AIM |
Count, in the entries, the lines with "vykonať". Answer with the number only.

BEGIN RECORDS FOR THE EXERCISE

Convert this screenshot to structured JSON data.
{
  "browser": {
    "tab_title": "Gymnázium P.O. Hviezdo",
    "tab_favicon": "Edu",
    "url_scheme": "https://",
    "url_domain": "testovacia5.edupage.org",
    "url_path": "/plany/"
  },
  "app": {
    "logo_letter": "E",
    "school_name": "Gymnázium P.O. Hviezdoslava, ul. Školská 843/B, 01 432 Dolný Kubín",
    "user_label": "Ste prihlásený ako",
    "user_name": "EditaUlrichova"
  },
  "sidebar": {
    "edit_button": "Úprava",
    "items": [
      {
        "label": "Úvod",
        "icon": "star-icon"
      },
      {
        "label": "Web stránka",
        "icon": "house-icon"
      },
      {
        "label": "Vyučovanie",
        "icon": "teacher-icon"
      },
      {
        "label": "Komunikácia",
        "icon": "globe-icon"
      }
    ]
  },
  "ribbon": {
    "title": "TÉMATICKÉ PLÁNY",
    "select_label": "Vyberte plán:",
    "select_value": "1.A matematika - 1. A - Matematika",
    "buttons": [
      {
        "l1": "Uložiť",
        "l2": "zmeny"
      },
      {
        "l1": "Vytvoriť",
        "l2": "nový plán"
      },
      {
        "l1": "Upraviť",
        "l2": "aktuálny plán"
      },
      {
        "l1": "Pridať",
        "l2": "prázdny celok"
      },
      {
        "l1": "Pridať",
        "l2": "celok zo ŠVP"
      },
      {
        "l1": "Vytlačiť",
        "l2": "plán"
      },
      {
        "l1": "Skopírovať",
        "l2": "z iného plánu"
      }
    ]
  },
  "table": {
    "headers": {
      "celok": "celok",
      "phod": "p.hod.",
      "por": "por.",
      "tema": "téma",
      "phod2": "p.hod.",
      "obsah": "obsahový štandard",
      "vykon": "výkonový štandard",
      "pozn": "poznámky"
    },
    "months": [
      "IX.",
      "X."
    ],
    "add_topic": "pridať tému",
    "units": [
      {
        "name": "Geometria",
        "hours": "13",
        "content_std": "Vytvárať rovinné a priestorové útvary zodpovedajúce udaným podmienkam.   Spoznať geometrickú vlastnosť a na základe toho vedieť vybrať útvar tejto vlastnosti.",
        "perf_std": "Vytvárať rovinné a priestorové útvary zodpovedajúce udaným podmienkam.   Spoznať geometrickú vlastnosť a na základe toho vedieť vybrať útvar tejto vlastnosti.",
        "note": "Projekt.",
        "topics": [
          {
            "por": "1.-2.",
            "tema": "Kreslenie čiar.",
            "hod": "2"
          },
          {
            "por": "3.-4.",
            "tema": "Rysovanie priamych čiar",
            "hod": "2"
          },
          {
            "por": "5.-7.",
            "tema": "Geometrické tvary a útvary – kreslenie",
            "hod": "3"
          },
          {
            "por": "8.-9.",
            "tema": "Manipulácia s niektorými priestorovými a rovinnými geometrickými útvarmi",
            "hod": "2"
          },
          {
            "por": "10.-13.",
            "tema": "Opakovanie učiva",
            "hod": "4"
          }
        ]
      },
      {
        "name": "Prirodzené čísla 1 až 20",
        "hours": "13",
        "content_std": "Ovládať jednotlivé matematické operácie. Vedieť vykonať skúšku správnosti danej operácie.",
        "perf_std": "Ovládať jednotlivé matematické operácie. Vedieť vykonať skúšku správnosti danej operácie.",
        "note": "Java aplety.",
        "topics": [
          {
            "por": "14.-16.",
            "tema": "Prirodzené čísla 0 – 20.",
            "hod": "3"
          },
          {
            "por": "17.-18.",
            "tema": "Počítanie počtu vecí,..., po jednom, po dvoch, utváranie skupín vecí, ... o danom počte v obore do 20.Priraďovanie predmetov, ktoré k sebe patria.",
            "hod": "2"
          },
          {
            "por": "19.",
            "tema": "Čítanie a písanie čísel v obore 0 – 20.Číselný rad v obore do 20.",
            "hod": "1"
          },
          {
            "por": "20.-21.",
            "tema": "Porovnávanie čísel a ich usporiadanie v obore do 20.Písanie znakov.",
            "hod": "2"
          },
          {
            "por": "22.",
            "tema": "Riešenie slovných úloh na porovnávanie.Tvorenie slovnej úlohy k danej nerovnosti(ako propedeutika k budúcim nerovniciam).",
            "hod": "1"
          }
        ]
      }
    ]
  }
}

END RECORDS FOR THE EXERCISE

TASK SOLUTION |
2